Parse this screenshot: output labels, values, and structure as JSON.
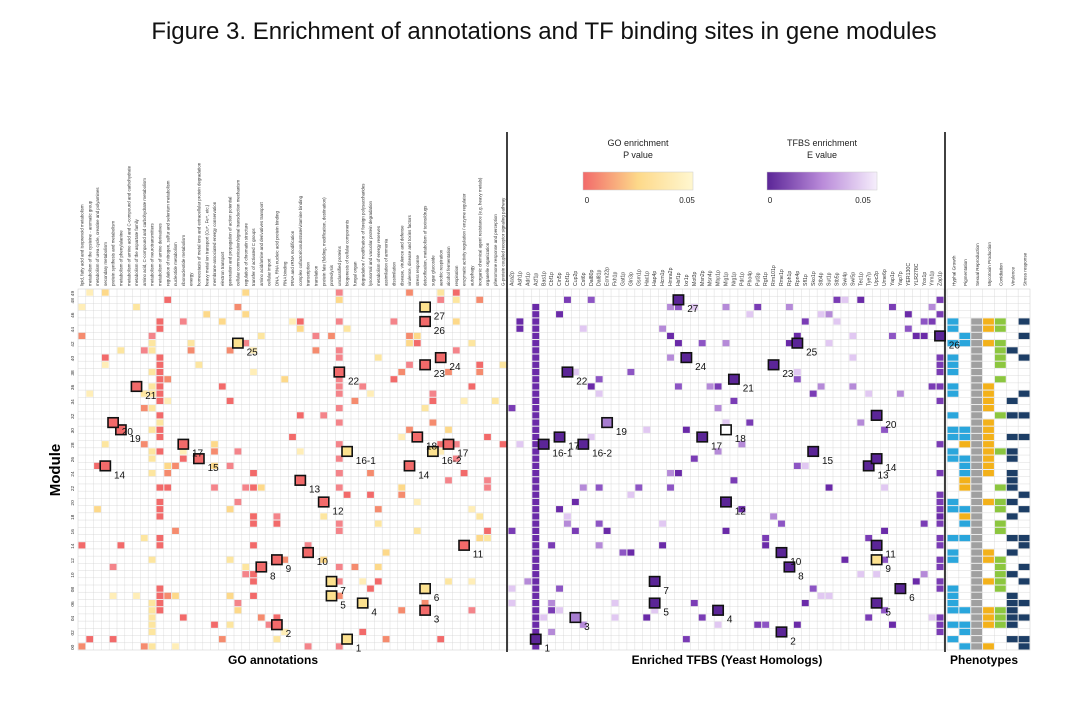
{
  "title": "Figure 3. Enrichment of annotations and TF binding sites in gene modules",
  "y_axis_label": "Module",
  "section_labels": {
    "go": "GO annotations",
    "tfbs": "Enriched TFBS (Yeast Homologs)",
    "phen": "Phenotypes"
  },
  "legend_go": {
    "title1": "GO enrichment",
    "title2": "P value",
    "min": "0",
    "max": "0.05",
    "color_low": "#f26a6a",
    "color_high": "#fff7d0"
  },
  "legend_tfbs": {
    "title1": "TFBS enrichment",
    "title2": "E value",
    "min": "0",
    "max": "0.05",
    "color_low": "#5b2597",
    "color_high": "#f6eefc"
  },
  "colors": {
    "grid": "#d3d3d3",
    "divider": "#111111",
    "phen_blue": "#2aa6dc",
    "phen_gray": "#a0a0a0",
    "phen_orange": "#f3b11a",
    "phen_green": "#8cc63f",
    "phen_navy": "#1d3e66"
  },
  "go_terms": [
    "lipid, fatty acid and isoprenoid metabolism",
    "metabolism of the cysteine - aromatic group",
    "metabolism of urea cycle, creatine and polyamines",
    "secondary metabolism",
    "protein synthesis and metabolism",
    "metabolism of phenylalanine",
    "metabolism of amino acid and C-compound and carbohydrate",
    "metabolism of the aspartate family",
    "amino acid, C-compound and carbohydrate metabolism",
    "metabolism of neurotransmitters",
    "metabolism of amino derivatives",
    "regulation of nitrogen, sulfur and selenium metabolism",
    "nucleotide metabolism",
    "ribonucleotide metabolism",
    "energy",
    "homeostasis of metal ions and extracellular protein degradation",
    "heavy metal ion transport (Cu+, Fe+, etc.)",
    "membrane-associated energy conservation",
    "electron transport",
    "generation and propagation of action potential",
    "cellular communication/signal transduction mechanism",
    "regulation of chromatin structure",
    "transfer of activated C groups",
    "amino acid/amine and derivatives transport",
    "cellular import",
    "DNA, RNA nucleic acid protein binding",
    "RNA binding",
    "tRNA and rRNA modification",
    "complex cofactor/cosubstrate/vitamine binding",
    "transcription",
    "translation",
    "protein fate (folding, modification, destination)",
    "proteolysis",
    "unclassified proteins",
    "biogenesis of cellular components",
    "fungal organ",
    "degradation / modification of foreign polysaccharides",
    "lysosomal and vacuolar protein degradation",
    "metabolism of energy reserves",
    "assimilation of ammonia",
    "dissimilation",
    "disease, virulence and defense",
    "virulence, disease and toxins factors",
    "stress response",
    "detoxification, metabolism of toxins/drugs",
    "sugar glucoside",
    "aerobic respiration",
    "alcohol fermentation",
    "respiration",
    "enzymatic activity regulation / enzyme regulator",
    "autophagy",
    "inorganic chemical agent resistance (e.g. heavy metals)",
    "organelle organization",
    "pheromone response and perception",
    "G-protein coupled receptor signaling pathway"
  ],
  "tf_names": [
    "Aca2p",
    "Ash1p",
    "Adr1p",
    "Azf1p",
    "Bas1p",
    "Cbf1p",
    "Cin5p",
    "Cbf1p",
    "Cup2p",
    "Cst6p",
    "Dal80p",
    "Dal81p",
    "Ecm22p",
    "Fkh1p",
    "Gat1p",
    "Gln3p",
    "Gsm1p",
    "Hac1p",
    "Hap4p",
    "Hcm1p",
    "Hmra2p",
    "Hsf1p",
    "Ixr1p",
    "Mot3p",
    "Msn2p",
    "Msn4p",
    "Mbp1p",
    "Mig1p",
    "Nrg1p",
    "Pdr1p",
    "Pho4p",
    "Put3p",
    "Rgt1p",
    "Rim101p",
    "Rme1p",
    "Rph1p",
    "Rpn4p",
    "Sfl1p",
    "Sko1p",
    "Stb4p",
    "Sut1p",
    "Stb5p",
    "Swi4p",
    "Swi5p",
    "Tec1p",
    "Tye7p",
    "Upc2p",
    "Ume6p",
    "Yap1p",
    "Yap7p",
    "YER130C",
    "YLR278C",
    "Yox1p",
    "Yrm1p",
    "Zap1p"
  ],
  "phenotype_names": [
    "Hyphal Growth",
    "Pigmentation",
    "Sexual Reproduction",
    "Mycotoxin Production",
    "Conidiation",
    "Virulence",
    "Stress response"
  ],
  "module_labels": [
    "00",
    "02",
    "04",
    "06",
    "08",
    "10",
    "12",
    "14",
    "16",
    "18",
    "20",
    "22",
    "24",
    "26",
    "28",
    "30",
    "32",
    "34",
    "36",
    "38",
    "40",
    "42",
    "44",
    "46",
    "48",
    "49"
  ],
  "go_boxes": [
    {
      "label": "1",
      "col": 34,
      "row": 1,
      "tone": "light"
    },
    {
      "label": "2",
      "col": 25,
      "row": 3,
      "tone": "red"
    },
    {
      "label": "3",
      "col": 44,
      "row": 5,
      "tone": "red"
    },
    {
      "label": "4",
      "col": 36,
      "row": 6,
      "tone": "light"
    },
    {
      "label": "5",
      "col": 32,
      "row": 7,
      "tone": "light"
    },
    {
      "label": "6",
      "col": 44,
      "row": 8,
      "tone": "light"
    },
    {
      "label": "7",
      "col": 32,
      "row": 9,
      "tone": "light"
    },
    {
      "label": "8",
      "col": 23,
      "row": 11,
      "tone": "red"
    },
    {
      "label": "9",
      "col": 25,
      "row": 12,
      "tone": "red"
    },
    {
      "label": "10",
      "col": 29,
      "row": 13,
      "tone": "red"
    },
    {
      "label": "11",
      "col": 49,
      "row": 14,
      "tone": "red"
    },
    {
      "label": "12",
      "col": 31,
      "row": 20,
      "tone": "red"
    },
    {
      "label": "13",
      "col": 28,
      "row": 23,
      "tone": "red"
    },
    {
      "label": "14",
      "col": 3,
      "row": 25,
      "tone": "red"
    },
    {
      "label": "14",
      "col": 42,
      "row": 25,
      "tone": "red"
    },
    {
      "label": "15",
      "col": 15,
      "row": 26,
      "tone": "red"
    },
    {
      "label": "16-1",
      "col": 34,
      "row": 27,
      "tone": "light"
    },
    {
      "label": "16-2",
      "col": 45,
      "row": 27,
      "tone": "light"
    },
    {
      "label": "17",
      "col": 13,
      "row": 28,
      "tone": "red"
    },
    {
      "label": "17",
      "col": 47,
      "row": 28,
      "tone": "red"
    },
    {
      "label": "18",
      "col": 43,
      "row": 29,
      "tone": "red"
    },
    {
      "label": "19",
      "col": 5,
      "row": 30,
      "tone": "red"
    },
    {
      "label": "20",
      "col": 4,
      "row": 31,
      "tone": "red"
    },
    {
      "label": "21",
      "col": 7,
      "row": 36,
      "tone": "red"
    },
    {
      "label": "22",
      "col": 33,
      "row": 38,
      "tone": "red"
    },
    {
      "label": "23",
      "col": 44,
      "row": 39,
      "tone": "red"
    },
    {
      "label": "24",
      "col": 46,
      "row": 40,
      "tone": "red"
    },
    {
      "label": "25",
      "col": 20,
      "row": 42,
      "tone": "light"
    },
    {
      "label": "26",
      "col": 44,
      "row": 45,
      "tone": "red"
    },
    {
      "label": "27",
      "col": 44,
      "row": 47,
      "tone": "light"
    }
  ],
  "tf_boxes": [
    {
      "label": "1",
      "col": 3,
      "row": 1,
      "tone": "dark"
    },
    {
      "label": "2",
      "col": 34,
      "row": 2,
      "tone": "dark"
    },
    {
      "label": "3",
      "col": 8,
      "row": 4,
      "tone": "mid"
    },
    {
      "label": "4",
      "col": 26,
      "row": 5,
      "tone": "dark"
    },
    {
      "label": "5",
      "col": 18,
      "row": 6,
      "tone": "dark"
    },
    {
      "label": "5",
      "col": 46,
      "row": 6,
      "tone": "dark"
    },
    {
      "label": "6",
      "col": 49,
      "row": 8,
      "tone": "dark"
    },
    {
      "label": "7",
      "col": 18,
      "row": 9,
      "tone": "dark"
    },
    {
      "label": "8",
      "col": 35,
      "row": 11,
      "tone": "dark"
    },
    {
      "label": "9",
      "col": 46,
      "row": 12,
      "tone": "light"
    },
    {
      "label": "10",
      "col": 34,
      "row": 13,
      "tone": "dark"
    },
    {
      "label": "11",
      "col": 46,
      "row": 14,
      "tone": "dark"
    },
    {
      "label": "12",
      "col": 27,
      "row": 20,
      "tone": "dark"
    },
    {
      "label": "13",
      "col": 45,
      "row": 25,
      "tone": "dark"
    },
    {
      "label": "14",
      "col": 46,
      "row": 26,
      "tone": "dark"
    },
    {
      "label": "15",
      "col": 38,
      "row": 27,
      "tone": "dark"
    },
    {
      "label": "16-1",
      "col": 4,
      "row": 28,
      "tone": "dark"
    },
    {
      "label": "16-2",
      "col": 9,
      "row": 28,
      "tone": "dark"
    },
    {
      "label": "17",
      "col": 6,
      "row": 29,
      "tone": "dark"
    },
    {
      "label": "17",
      "col": 24,
      "row": 29,
      "tone": "dark"
    },
    {
      "label": "18",
      "col": 27,
      "row": 30,
      "tone": "white"
    },
    {
      "label": "19",
      "col": 12,
      "row": 31,
      "tone": "mid"
    },
    {
      "label": "20",
      "col": 46,
      "row": 32,
      "tone": "dark"
    },
    {
      "label": "21",
      "col": 28,
      "row": 37,
      "tone": "dark"
    },
    {
      "label": "22",
      "col": 7,
      "row": 38,
      "tone": "dark"
    },
    {
      "label": "23",
      "col": 33,
      "row": 39,
      "tone": "dark"
    },
    {
      "label": "24",
      "col": 22,
      "row": 40,
      "tone": "dark"
    },
    {
      "label": "25",
      "col": 36,
      "row": 42,
      "tone": "dark"
    },
    {
      "label": "26",
      "col": 54,
      "row": 43,
      "tone": "dark"
    },
    {
      "label": "27",
      "col": 21,
      "row": 48,
      "tone": "dark"
    }
  ]
}
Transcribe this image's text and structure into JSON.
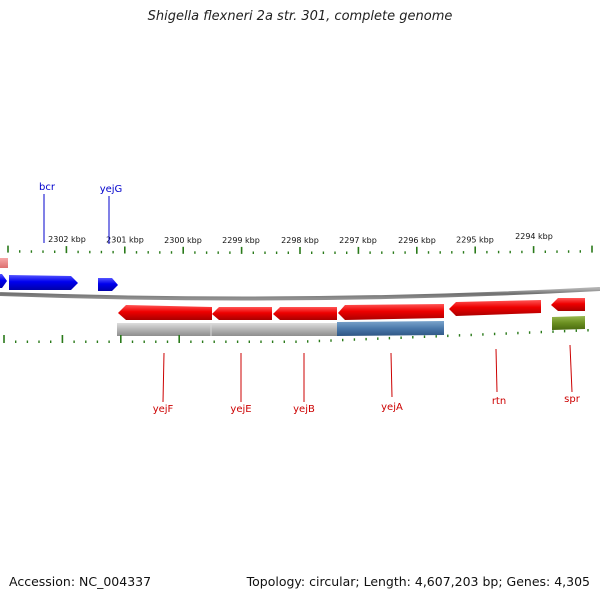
{
  "title": "Shigella flexneri 2a str. 301, complete genome",
  "footer": {
    "accession": "Accession: NC_004337",
    "summary": "Topology: circular; Length: 4,607,203 bp; Genes: 4,305"
  },
  "colors": {
    "forward_gene": "#0000ee",
    "reverse_gene": "#ee0000",
    "partial_gene": "#ee8888",
    "backbone": "#808080",
    "tick": "#2a7a1a",
    "feature_gray": "#aaaaaa",
    "feature_blue": "#4a78aa",
    "feature_green": "#6a8f20"
  },
  "ruler": {
    "labels": [
      "2302 kbp",
      "2301 kbp",
      "2300 kbp",
      "2299 kbp",
      "2298 kbp",
      "2297 kbp",
      "2296 kbp",
      "2295 kbp",
      "2294 kbp"
    ]
  },
  "genes": {
    "forward": [
      {
        "name": "bcr"
      },
      {
        "name": "yejG"
      }
    ],
    "reverse": [
      {
        "name": "yejF"
      },
      {
        "name": "yejE"
      },
      {
        "name": "yejB"
      },
      {
        "name": "yejA"
      },
      {
        "name": "rtn"
      },
      {
        "name": "spr"
      }
    ]
  }
}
- - -
# [Task requirements]
Each line above that contains "JSON" must be copied out.

# [Result]
Parse this screenshot: output labels, values, and structure as JSON.
Transcribe this image's text and structure into JSON.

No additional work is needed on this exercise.